Copy out the whole listing exactly as written, leaving the pictures behind.

Provided data:
"""
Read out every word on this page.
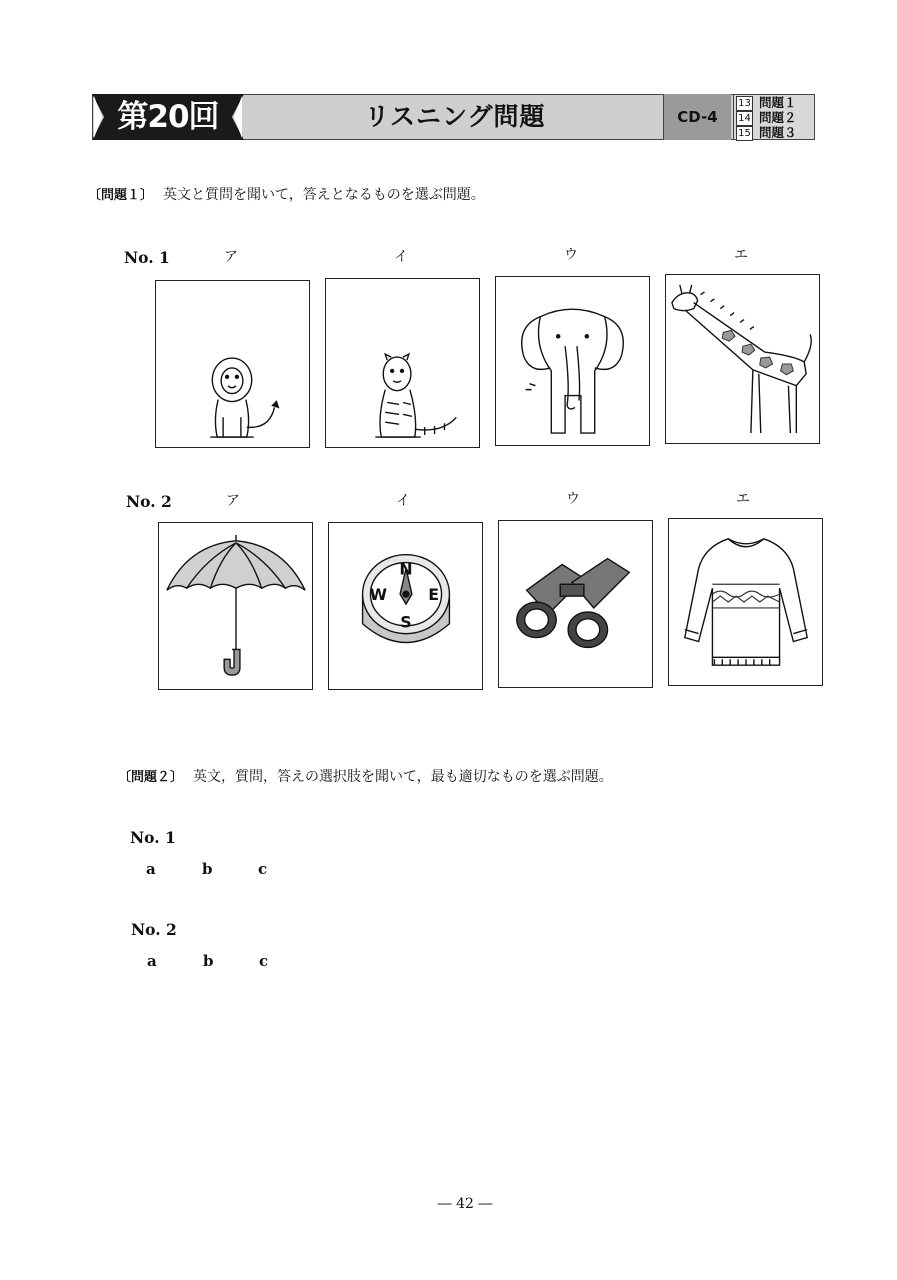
第20回	リスニング問題	CD-4
13 問題１
14 問題２
15 問題３
〔問題１〕 英文と質問を聞いて，答えとなるものを選ぶ問題。
No. 1	ア	イ	ウ	エ
No. 2	ア	イ	ウ	エ
N
E
S
W
〔問題２〕 英文，質問，答えの選択肢を聞いて，最も適切なものを選ぶ問題。
No. 1
a	b	c
No. 2
a	b	c
― 42 ―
"""
Solution to this problem:
Read out every word on this page.
第20回	リスニング問題	CD-4
13 問題１
14 問題２
15 問題３
〔問題１〕 英文と質問を聞いて，答えとなるものを選ぶ問題。
No. 1	ア	イ	ウ	エ
No. 2	ア	イ	ウ	エ
N
E
S
W
〔問題２〕 英文，質問，答えの選択肢を聞いて，最も適切なものを選ぶ問題。
No. 1
a	b	c
No. 2
a	b	c
― 42 ―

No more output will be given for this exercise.